**Goal:**
Scan the material for the word "this", and copy each line where it shows up.

• • • • • • •

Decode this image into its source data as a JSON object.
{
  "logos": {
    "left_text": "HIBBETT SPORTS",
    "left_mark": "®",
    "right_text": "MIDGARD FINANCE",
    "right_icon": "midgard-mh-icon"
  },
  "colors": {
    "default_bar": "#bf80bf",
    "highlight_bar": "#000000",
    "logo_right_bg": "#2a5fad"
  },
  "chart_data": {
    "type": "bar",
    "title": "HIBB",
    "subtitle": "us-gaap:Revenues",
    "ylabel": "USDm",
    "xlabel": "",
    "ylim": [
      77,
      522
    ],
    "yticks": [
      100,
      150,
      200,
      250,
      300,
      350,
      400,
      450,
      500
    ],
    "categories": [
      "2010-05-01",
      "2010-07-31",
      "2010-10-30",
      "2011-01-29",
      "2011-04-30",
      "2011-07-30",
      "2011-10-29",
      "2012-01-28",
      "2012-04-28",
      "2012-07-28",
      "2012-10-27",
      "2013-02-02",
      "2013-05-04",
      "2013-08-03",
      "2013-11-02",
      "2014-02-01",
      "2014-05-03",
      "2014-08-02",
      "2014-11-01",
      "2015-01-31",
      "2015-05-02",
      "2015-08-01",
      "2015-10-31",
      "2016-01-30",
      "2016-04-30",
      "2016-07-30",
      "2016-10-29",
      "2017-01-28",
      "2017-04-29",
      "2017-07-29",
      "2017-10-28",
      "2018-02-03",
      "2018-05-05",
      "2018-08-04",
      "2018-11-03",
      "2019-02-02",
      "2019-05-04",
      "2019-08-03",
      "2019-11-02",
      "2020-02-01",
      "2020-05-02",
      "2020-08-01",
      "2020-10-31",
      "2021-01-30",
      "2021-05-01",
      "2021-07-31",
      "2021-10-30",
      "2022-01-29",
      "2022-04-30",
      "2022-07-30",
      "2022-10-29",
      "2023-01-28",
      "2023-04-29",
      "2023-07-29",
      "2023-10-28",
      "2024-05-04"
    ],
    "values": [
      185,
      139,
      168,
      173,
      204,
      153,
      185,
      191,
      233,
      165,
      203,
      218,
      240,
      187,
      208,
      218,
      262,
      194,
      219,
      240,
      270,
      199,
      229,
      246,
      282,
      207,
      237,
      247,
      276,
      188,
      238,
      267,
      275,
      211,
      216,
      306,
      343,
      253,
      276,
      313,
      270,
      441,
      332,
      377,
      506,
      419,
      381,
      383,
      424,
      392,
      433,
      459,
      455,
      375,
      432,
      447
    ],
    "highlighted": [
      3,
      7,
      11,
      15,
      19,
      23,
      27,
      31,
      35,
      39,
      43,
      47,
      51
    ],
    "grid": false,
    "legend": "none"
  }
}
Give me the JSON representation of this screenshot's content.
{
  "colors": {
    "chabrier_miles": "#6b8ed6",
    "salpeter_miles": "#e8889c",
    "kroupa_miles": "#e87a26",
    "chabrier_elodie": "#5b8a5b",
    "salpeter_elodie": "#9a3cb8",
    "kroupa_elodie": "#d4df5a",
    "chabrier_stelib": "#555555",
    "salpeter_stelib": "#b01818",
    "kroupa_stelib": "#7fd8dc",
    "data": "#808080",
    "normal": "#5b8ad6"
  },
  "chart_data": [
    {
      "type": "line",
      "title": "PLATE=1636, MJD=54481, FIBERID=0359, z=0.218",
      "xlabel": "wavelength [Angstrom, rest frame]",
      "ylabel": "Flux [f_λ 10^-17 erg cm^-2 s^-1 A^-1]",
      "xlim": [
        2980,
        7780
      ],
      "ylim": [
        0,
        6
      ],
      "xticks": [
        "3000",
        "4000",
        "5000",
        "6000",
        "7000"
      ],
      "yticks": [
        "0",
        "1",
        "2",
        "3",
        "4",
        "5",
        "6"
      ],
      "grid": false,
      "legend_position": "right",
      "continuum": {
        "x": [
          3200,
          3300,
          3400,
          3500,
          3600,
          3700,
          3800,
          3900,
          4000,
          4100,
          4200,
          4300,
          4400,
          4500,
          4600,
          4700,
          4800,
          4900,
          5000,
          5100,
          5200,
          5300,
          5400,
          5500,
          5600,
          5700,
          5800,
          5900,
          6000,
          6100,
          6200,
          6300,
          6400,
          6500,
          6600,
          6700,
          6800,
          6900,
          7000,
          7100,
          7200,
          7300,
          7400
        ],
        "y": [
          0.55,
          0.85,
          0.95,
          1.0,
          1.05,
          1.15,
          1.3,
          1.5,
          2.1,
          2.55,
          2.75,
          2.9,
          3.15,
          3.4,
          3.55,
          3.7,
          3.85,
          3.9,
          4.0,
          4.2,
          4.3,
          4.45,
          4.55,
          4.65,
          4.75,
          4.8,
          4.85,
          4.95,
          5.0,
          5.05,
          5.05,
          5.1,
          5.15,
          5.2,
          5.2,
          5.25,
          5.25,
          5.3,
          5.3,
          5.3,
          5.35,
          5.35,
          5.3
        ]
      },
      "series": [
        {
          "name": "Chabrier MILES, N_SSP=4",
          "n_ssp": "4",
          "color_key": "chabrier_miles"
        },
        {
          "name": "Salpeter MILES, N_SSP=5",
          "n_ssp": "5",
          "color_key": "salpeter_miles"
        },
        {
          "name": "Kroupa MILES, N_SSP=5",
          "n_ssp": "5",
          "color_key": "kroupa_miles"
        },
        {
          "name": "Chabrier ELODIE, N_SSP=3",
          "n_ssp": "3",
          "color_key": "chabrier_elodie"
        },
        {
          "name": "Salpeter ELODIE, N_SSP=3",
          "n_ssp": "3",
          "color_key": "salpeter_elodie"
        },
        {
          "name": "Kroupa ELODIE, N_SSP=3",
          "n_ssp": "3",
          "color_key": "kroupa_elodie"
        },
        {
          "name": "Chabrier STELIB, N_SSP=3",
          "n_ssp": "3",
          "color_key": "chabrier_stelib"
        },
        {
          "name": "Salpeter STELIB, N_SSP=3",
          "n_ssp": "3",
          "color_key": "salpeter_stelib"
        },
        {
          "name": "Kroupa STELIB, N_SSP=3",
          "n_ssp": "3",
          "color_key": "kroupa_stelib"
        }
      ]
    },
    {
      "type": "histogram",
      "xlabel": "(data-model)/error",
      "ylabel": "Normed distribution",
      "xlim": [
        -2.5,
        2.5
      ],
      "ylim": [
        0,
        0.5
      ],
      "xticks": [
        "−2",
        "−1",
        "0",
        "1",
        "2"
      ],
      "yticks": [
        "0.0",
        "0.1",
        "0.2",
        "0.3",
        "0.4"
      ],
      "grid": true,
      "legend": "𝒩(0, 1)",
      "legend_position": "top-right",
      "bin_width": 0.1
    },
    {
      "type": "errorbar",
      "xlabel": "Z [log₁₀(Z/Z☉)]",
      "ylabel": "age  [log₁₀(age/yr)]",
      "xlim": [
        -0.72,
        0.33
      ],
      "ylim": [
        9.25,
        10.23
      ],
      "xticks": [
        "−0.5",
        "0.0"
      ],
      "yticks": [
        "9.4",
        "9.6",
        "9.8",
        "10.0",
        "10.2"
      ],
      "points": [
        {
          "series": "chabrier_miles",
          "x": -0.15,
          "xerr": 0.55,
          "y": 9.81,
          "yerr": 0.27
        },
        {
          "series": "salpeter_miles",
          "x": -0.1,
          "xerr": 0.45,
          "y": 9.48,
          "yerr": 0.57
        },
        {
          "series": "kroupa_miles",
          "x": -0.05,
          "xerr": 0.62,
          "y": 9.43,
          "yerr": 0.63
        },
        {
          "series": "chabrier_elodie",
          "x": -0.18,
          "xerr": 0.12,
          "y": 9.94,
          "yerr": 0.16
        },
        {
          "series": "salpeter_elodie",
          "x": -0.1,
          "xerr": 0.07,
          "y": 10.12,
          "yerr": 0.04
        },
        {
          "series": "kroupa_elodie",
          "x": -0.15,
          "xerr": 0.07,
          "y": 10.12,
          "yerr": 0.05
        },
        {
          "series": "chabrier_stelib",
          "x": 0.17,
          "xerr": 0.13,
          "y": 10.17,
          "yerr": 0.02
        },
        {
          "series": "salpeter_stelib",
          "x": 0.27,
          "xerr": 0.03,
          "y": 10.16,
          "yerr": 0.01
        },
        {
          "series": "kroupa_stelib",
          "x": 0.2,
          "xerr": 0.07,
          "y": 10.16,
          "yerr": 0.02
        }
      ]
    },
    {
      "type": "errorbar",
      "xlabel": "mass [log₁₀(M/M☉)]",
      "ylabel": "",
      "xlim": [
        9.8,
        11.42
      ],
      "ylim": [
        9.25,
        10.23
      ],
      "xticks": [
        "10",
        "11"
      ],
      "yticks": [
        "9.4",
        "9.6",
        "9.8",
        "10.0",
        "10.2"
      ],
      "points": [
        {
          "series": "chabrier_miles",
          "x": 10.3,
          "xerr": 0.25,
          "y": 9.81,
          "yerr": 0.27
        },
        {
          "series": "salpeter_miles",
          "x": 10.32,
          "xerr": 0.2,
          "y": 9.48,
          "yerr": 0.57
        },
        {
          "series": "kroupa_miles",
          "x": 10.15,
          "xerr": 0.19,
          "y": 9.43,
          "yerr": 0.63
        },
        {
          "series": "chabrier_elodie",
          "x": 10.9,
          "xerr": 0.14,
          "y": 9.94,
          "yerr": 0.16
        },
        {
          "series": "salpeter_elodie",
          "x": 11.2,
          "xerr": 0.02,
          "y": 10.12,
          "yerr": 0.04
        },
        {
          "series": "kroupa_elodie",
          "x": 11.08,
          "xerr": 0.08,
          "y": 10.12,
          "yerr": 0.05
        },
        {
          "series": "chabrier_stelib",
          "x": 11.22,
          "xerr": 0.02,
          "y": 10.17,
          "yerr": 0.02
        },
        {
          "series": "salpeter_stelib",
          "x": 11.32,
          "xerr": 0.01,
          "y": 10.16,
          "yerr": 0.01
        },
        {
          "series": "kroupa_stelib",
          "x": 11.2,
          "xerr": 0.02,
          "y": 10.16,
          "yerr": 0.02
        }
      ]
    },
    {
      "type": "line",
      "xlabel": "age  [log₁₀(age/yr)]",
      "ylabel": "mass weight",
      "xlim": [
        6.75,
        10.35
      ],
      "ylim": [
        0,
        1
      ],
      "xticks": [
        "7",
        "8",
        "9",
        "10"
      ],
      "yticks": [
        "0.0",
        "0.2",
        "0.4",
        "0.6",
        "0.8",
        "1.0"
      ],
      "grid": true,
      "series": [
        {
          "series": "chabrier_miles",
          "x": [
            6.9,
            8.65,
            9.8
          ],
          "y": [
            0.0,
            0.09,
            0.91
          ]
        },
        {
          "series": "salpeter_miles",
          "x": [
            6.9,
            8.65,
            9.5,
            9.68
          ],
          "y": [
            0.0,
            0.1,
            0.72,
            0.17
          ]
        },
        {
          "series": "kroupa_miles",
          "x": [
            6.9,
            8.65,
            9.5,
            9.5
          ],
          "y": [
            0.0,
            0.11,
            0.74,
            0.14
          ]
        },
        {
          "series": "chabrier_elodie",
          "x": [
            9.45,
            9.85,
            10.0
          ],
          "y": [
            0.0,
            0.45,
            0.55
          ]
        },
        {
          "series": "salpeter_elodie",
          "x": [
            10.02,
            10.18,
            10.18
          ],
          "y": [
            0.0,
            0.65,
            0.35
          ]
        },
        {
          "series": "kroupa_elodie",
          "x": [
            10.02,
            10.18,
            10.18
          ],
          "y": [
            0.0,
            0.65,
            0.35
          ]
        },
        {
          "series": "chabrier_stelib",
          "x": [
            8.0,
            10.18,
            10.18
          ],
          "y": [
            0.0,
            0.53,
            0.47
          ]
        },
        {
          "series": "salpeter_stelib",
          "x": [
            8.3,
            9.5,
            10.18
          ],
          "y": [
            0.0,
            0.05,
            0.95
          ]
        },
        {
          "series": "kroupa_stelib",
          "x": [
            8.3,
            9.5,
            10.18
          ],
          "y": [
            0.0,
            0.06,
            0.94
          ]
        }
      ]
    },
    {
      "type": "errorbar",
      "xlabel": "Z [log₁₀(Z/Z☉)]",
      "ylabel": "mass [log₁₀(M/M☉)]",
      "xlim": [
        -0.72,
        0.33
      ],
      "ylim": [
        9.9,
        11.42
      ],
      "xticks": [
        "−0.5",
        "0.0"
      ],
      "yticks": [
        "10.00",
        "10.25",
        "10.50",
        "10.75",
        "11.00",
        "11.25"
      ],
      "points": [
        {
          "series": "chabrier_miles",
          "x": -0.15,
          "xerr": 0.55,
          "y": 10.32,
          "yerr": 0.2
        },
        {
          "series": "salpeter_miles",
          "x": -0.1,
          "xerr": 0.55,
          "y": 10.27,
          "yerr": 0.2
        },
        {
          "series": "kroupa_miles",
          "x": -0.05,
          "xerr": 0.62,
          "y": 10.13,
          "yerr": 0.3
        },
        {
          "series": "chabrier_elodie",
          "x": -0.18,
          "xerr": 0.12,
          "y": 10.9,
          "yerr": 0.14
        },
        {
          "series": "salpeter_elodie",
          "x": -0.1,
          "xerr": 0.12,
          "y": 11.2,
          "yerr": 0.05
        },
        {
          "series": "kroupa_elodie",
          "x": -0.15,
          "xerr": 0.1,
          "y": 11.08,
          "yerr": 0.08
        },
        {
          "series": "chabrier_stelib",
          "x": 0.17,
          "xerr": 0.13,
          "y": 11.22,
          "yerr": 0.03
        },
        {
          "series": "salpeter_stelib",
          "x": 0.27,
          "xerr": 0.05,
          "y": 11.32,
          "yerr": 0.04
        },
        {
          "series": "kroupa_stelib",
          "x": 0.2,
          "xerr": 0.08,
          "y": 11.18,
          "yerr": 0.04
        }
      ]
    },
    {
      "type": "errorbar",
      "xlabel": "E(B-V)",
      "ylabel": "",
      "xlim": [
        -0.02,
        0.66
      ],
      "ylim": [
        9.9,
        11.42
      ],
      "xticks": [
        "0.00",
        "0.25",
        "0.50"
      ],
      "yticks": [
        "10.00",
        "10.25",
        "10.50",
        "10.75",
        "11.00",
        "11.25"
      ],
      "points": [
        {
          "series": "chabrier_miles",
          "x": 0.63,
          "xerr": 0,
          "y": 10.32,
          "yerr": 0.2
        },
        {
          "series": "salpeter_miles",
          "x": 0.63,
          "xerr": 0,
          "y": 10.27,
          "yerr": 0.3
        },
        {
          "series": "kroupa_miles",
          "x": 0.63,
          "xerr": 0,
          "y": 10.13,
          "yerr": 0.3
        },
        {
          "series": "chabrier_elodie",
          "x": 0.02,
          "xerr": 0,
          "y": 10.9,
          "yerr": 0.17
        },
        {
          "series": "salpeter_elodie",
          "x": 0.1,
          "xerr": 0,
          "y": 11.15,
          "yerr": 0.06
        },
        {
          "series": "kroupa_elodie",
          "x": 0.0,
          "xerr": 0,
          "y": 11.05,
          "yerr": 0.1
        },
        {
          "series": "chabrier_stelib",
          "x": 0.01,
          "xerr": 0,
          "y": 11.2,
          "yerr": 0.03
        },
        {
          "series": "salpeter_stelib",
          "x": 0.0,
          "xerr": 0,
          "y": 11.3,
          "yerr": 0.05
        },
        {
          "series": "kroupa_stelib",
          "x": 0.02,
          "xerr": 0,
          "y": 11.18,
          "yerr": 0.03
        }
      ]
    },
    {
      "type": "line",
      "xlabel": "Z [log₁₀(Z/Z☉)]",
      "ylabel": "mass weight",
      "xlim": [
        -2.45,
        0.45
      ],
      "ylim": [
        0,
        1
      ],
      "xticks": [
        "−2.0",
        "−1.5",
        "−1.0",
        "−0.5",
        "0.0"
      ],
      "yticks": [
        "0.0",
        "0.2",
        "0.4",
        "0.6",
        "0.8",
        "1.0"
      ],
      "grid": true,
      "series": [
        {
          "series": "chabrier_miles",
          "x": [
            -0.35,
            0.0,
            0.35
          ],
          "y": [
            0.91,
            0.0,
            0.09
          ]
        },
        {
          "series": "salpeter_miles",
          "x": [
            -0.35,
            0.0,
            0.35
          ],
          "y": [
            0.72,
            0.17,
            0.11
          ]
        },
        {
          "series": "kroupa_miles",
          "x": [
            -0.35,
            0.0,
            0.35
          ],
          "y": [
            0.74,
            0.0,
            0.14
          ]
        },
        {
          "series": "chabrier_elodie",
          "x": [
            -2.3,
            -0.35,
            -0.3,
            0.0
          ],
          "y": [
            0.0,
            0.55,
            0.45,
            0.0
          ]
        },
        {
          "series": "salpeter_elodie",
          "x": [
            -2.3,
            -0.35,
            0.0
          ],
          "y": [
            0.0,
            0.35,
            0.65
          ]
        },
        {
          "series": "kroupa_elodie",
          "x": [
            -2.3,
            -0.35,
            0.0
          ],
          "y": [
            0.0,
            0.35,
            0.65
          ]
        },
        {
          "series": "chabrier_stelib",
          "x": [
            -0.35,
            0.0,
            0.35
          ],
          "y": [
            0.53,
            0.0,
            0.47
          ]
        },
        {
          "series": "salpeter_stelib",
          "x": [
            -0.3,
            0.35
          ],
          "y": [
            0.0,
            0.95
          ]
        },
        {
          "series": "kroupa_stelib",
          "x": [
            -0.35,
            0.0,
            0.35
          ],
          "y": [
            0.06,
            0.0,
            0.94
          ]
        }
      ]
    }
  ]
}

• • • • • • •

**Worked answer:**
Decode this image into its source data as a JSON object.
Give me the JSON representation of this screenshot's content.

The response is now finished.